[Stored records]:
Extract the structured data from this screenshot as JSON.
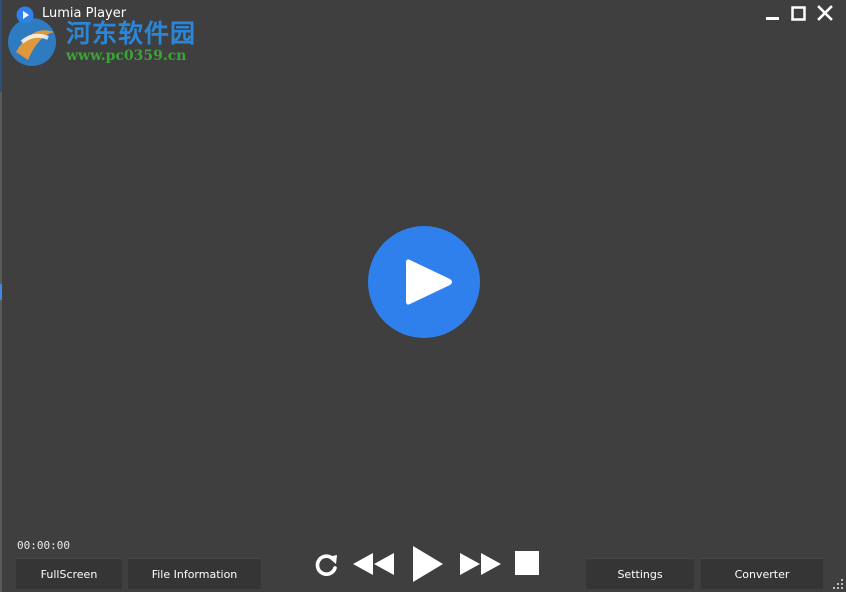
{
  "window": {
    "title": "Lumia Player",
    "controls": [
      "minimize-icon",
      "maximize-icon",
      "close-icon"
    ]
  },
  "watermark": {
    "site_name": "河东软件园",
    "url": "www.pc0359.cn"
  },
  "player": {
    "time": "00:00:00",
    "center_control": "play-icon"
  },
  "buttons": {
    "fullscreen": "FullScreen",
    "file_information": "File Information",
    "settings": "Settings",
    "converter": "Converter"
  },
  "transport": [
    "repeat-icon",
    "rewind-icon",
    "play-icon",
    "fast-forward-icon",
    "stop-icon"
  ],
  "colors": {
    "background": "#3f3f3f",
    "button": "#353535",
    "accent": "#2f80ed",
    "text": "#ffffff"
  }
}
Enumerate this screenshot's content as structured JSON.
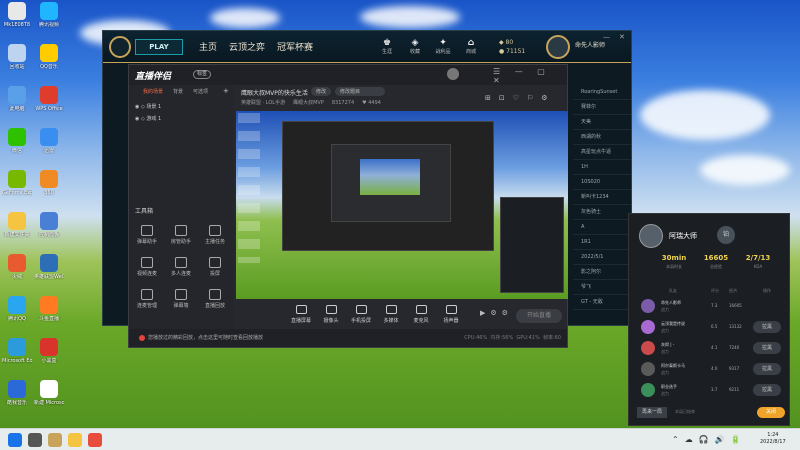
{
  "desktop": {
    "icons": [
      {
        "label": "Mk1E08T8",
        "color": "#e8e8e8"
      },
      {
        "label": "腾讯视频",
        "color": "#1fb6ff"
      },
      {
        "label": "回收站",
        "color": "#bcd4f0"
      },
      {
        "label": "QQ音乐",
        "color": "#ffcc00"
      },
      {
        "label": "此电脑",
        "color": "#5aa0e8"
      },
      {
        "label": "WPS Office",
        "color": "#e03c2c"
      },
      {
        "label": "微信",
        "color": "#2dc100"
      },
      {
        "label": "迅雷",
        "color": "#3a8ef0"
      },
      {
        "label": "GeForce Experience",
        "color": "#76b900"
      },
      {
        "label": "360",
        "color": "#f08a24"
      },
      {
        "label": "新建文件夹",
        "color": "#f5c542"
      },
      {
        "label": "控制面板",
        "color": "#4a7fd6"
      },
      {
        "label": "火绒",
        "color": "#e85a30"
      },
      {
        "label": "英雄联盟WeGame版",
        "color": "#2d6fb7"
      },
      {
        "label": "腾讯QQ",
        "color": "#2aa6f0"
      },
      {
        "label": "斗鱼直播",
        "color": "#ff7a20"
      },
      {
        "label": "Microsoft Edge",
        "color": "#2c9bd9"
      },
      {
        "label": "小黑盒",
        "color": "#d9342b"
      },
      {
        "label": "酷我音乐",
        "color": "#2b68d8"
      },
      {
        "label": "新建 Microsoft Word 文档",
        "color": "#ffffff"
      }
    ]
  },
  "lol": {
    "play_label": "PLAY",
    "tabs": [
      "主页",
      "云顶之弈",
      "冠军杯赛"
    ],
    "nav_icons": [
      {
        "label": "生涯",
        "glyph": "♚"
      },
      {
        "label": "收藏",
        "glyph": "◈"
      },
      {
        "label": "战利品",
        "glyph": "✦"
      },
      {
        "label": "商城",
        "glyph": "⌂"
      }
    ],
    "rp_value": "80",
    "be_value": "71151",
    "summoner_name": "命先人影师",
    "right_list": [
      "RoaringSunset",
      "赛菲尔",
      "天美",
      "西湖的秋",
      "高星玩点牛逼",
      "1H",
      "10S020",
      "新叫卡1234",
      "灰色骑士",
      "A",
      "1R1",
      "2022/5/1",
      "影之阿尔",
      "爷飞",
      "GT - 无敌"
    ]
  },
  "zb": {
    "brand": "直播伴侣",
    "badge": "标签",
    "room_title": "鹰眼大叔MVP的快乐生活",
    "tag1": "修改",
    "tag2": "修改题目",
    "meta": [
      "英雄联盟 · LOL手游",
      "鹰眼大叔MVP",
      "8317274",
      "♥ 4494"
    ],
    "side_tabs": [
      "我的场景",
      "背景",
      "可选项"
    ],
    "scenes": [
      "◉ ◇ 场景 1",
      "◉ ◇ 游戏 1"
    ],
    "tool_header": "工具箱",
    "tools": [
      "弹幕助手",
      "房管助手",
      "主播任务",
      "视频连麦",
      "多人连麦",
      "投屏",
      "连麦管理",
      "弹幕墙",
      "直播回放"
    ],
    "bottom_buttons": [
      "直播屏幕",
      "摄像头",
      "手机投屏",
      "多媒体",
      "麦克风",
      "扬声器"
    ],
    "live_button": "开始直播",
    "tip": "您播放过的精彩回放，点击这里可随时查看回放播放",
    "stats": [
      "CPU:46%",
      "内存:56%",
      "GPU:41%",
      "帧率:60"
    ]
  },
  "rank_panel": {
    "player_name": "阿瑞大师",
    "rank_badge": "铂",
    "stats": [
      {
        "value": "30min",
        "label": "本局时长"
      },
      {
        "value": "16605",
        "label": "总经验"
      },
      {
        "value": "2/7/13",
        "label": "KDA"
      }
    ],
    "headers": [
      "队友",
      "评分",
      "经济",
      "操作"
    ],
    "players": [
      {
        "name": "命先人影师",
        "title": "战力",
        "score": "7.3",
        "gold": "16605",
        "button": "",
        "color": "#7a5ca8"
      },
      {
        "name": "云顶我是传说",
        "title": "战力",
        "score": "6.5",
        "gold": "13132",
        "button": "拉黑",
        "color": "#a86ad1"
      },
      {
        "name": "灰烬 | -",
        "title": "战力",
        "score": "4.1",
        "gold": "7240",
        "button": "拉黑",
        "color": "#c94b4b"
      },
      {
        "name": "阿尔泰斯卡马",
        "title": "战力",
        "score": "4.0",
        "gold": "9317",
        "button": "拉黑",
        "color": "#5a5a5a"
      },
      {
        "name": "职业选手",
        "title": "战力",
        "score": "3.7",
        "gold": "9211",
        "button": "拉黑",
        "color": "#3a8f5a"
      }
    ],
    "footer_left": "再来一局",
    "footer_mid": "本局已结束",
    "footer_right": "关闭"
  },
  "taskbar": {
    "apps": [
      {
        "name": "windows-start",
        "color": "#1a73e8"
      },
      {
        "name": "search",
        "color": "#555555"
      },
      {
        "name": "league-client",
        "color": "#c8a45a"
      },
      {
        "name": "file-explorer",
        "color": "#f5c542"
      },
      {
        "name": "live-companion",
        "color": "#e74c3c"
      }
    ],
    "tray": [
      "⌃",
      "☁",
      "🎧",
      "🔊",
      "🔋"
    ],
    "time": "1:24",
    "date": "2022/8/17"
  }
}
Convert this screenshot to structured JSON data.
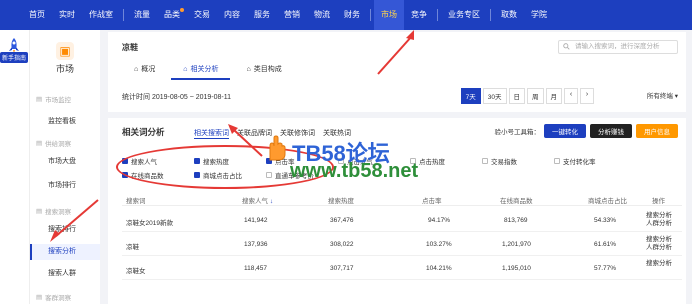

[Short exercise]:
Count the lines in the records above that contain the word "data", and reply with only that number.

[Final result]:
2